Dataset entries
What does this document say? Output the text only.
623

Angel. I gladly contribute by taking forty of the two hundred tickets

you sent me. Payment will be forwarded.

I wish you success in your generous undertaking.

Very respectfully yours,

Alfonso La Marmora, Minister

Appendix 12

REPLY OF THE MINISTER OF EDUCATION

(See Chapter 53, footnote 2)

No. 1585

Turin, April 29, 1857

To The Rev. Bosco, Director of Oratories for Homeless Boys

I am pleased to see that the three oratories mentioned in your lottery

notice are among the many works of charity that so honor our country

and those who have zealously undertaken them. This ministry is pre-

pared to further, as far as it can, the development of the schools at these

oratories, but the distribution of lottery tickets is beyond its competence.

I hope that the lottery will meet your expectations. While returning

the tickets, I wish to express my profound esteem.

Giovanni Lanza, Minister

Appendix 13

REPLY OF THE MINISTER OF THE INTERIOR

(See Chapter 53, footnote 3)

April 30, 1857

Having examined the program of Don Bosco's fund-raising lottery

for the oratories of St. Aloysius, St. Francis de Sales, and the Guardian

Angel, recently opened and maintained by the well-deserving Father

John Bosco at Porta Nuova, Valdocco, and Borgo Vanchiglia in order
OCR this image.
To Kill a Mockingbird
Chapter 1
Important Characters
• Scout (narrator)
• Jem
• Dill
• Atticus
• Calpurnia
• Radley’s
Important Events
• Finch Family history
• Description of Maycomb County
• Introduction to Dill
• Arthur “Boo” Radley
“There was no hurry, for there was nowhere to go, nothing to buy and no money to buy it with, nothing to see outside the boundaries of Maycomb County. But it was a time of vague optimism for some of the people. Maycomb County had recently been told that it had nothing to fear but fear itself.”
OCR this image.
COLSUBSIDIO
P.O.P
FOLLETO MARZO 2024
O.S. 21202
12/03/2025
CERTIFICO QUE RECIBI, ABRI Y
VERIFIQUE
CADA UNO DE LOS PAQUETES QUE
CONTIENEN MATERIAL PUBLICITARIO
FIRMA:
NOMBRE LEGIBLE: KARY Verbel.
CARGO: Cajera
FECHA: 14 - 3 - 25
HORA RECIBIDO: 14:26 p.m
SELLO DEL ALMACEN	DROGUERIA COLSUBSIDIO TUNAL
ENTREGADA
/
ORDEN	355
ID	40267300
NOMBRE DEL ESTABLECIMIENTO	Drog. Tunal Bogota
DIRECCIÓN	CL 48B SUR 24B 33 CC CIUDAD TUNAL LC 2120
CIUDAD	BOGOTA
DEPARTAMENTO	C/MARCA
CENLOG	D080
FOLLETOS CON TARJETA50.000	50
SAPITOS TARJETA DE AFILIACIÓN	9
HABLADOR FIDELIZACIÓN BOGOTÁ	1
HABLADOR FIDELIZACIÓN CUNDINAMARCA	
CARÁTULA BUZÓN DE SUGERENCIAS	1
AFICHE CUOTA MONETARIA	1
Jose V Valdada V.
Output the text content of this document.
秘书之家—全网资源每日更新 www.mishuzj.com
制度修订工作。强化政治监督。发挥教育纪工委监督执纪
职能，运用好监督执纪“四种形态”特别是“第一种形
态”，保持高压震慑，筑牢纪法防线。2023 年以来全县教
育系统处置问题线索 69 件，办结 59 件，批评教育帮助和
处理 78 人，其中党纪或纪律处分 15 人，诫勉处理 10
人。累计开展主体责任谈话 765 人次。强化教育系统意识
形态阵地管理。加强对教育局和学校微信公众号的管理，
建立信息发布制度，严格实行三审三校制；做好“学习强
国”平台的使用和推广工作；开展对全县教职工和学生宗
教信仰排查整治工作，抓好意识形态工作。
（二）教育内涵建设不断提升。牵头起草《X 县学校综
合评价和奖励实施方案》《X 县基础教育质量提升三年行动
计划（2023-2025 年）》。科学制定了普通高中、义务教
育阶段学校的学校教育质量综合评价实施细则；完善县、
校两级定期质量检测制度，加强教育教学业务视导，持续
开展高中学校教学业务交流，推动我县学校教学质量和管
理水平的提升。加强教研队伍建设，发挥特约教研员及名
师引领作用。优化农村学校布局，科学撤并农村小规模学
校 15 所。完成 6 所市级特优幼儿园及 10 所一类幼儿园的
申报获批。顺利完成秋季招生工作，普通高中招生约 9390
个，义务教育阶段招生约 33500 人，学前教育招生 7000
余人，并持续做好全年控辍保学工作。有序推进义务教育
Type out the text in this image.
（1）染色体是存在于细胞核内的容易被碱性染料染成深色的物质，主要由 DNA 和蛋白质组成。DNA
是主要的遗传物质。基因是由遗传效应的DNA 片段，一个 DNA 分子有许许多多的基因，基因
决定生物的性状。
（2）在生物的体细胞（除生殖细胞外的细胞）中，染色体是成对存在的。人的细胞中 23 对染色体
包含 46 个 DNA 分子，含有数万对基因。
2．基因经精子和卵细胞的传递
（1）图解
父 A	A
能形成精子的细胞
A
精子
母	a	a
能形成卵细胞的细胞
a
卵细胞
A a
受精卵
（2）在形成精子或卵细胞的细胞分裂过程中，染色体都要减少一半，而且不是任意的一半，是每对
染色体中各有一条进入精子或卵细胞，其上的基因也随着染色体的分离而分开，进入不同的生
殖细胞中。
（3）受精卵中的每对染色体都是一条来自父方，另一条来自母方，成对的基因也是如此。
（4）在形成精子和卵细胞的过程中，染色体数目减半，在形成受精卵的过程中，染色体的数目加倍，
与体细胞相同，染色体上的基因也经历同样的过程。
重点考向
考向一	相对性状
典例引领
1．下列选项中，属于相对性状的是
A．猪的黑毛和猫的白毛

Required task
Gather up every line in the data above that contains the word "COLSUBSIDIO", copying each one.

Correct result
COLSUBSIDIO
SELLO DEL ALMACEN	DROGUERIA COLSUBSIDIO TUNAL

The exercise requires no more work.